## Task objective
Write every record out again exactly as given.
═════ Records to use ═════
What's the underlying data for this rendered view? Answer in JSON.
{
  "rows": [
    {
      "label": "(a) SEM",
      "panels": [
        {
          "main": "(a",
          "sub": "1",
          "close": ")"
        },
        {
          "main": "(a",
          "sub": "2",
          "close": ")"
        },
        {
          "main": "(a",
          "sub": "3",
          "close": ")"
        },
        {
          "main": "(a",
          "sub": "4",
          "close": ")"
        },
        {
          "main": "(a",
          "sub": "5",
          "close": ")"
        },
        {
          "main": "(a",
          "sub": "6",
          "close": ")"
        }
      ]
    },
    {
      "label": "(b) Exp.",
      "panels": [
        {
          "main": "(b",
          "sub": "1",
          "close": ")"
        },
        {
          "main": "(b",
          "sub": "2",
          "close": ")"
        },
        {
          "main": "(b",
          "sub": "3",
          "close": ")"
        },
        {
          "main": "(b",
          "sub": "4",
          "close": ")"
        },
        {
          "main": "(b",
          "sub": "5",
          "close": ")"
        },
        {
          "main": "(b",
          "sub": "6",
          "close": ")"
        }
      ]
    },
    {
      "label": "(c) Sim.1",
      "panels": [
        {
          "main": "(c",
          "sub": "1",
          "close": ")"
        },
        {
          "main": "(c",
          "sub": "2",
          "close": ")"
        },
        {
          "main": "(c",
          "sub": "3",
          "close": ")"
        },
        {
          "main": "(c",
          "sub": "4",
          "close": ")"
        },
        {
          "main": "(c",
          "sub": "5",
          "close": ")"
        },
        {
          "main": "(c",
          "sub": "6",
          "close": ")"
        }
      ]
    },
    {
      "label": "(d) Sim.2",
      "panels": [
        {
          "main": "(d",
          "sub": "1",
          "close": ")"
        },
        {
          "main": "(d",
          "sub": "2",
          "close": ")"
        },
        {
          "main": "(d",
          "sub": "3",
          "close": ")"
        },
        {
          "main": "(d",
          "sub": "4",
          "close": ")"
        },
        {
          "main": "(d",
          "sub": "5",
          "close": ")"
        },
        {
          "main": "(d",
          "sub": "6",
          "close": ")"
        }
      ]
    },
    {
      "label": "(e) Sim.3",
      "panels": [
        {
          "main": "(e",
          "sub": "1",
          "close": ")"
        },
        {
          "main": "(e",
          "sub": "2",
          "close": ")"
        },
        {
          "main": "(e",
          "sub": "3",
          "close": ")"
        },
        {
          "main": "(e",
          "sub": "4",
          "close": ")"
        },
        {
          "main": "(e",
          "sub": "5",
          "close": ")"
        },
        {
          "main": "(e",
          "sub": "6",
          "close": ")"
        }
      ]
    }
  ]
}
═════
## Right answer
What's the underlying data for this rendered view? Answer in JSON.
{
  "rows": [
    {
      "label": "(a) SEM",
      "panels": [
        {
          "main": "(a",
          "sub": "1",
          "close": ")"
        },
        {
          "main": "(a",
          "sub": "2",
          "close": ")"
        },
        {
          "main": "(a",
          "sub": "3",
          "close": ")"
        },
        {
          "main": "(a",
          "sub": "4",
          "close": ")"
        },
        {
          "main": "(a",
          "sub": "5",
          "close": ")"
        },
        {
          "main": "(a",
          "sub": "6",
          "close": ")"
        }
      ]
    },
    {
      "label": "(b) Exp.",
      "panels": [
        {
          "main": "(b",
          "sub": "1",
          "close": ")"
        },
        {
          "main": "(b",
          "sub": "2",
          "close": ")"
        },
        {
          "main": "(b",
          "sub": "3",
          "close": ")"
        },
        {
          "main": "(b",
          "sub": "4",
          "close": ")"
        },
        {
          "main": "(b",
          "sub": "5",
          "close": ")"
        },
        {
          "main": "(b",
          "sub": "6",
          "close": ")"
        }
      ]
    },
    {
      "label": "(c) Sim.1",
      "panels": [
        {
          "main": "(c",
          "sub": "1",
          "close": ")"
        },
        {
          "main": "(c",
          "sub": "2",
          "close": ")"
        },
        {
          "main": "(c",
          "sub": "3",
          "close": ")"
        },
        {
          "main": "(c",
          "sub": "4",
          "close": ")"
        },
        {
          "main": "(c",
          "sub": "5",
          "close": ")"
        },
        {
          "main": "(c",
          "sub": "6",
          "close": ")"
        }
      ]
    },
    {
      "label": "(d) Sim.2",
      "panels": [
        {
          "main": "(d",
          "sub": "1",
          "close": ")"
        },
        {
          "main": "(d",
          "sub": "2",
          "close": ")"
        },
        {
          "main": "(d",
          "sub": "3",
          "close": ")"
        },
        {
          "main": "(d",
          "sub": "4",
          "close": ")"
        },
        {
          "main": "(d",
          "sub": "5",
          "close": ")"
        },
        {
          "main": "(d",
          "sub": "6",
          "close": ")"
        }
      ]
    },
    {
      "label": "(e) Sim.3",
      "panels": [
        {
          "main": "(e",
          "sub": "1",
          "close": ")"
        },
        {
          "main": "(e",
          "sub": "2",
          "close": ")"
        },
        {
          "main": "(e",
          "sub": "3",
          "close": ")"
        },
        {
          "main": "(e",
          "sub": "4",
          "close": ")"
        },
        {
          "main": "(e",
          "sub": "5",
          "close": ")"
        },
        {
          "main": "(e",
          "sub": "6",
          "close": ")"
        }
      ]
    }
  ]
}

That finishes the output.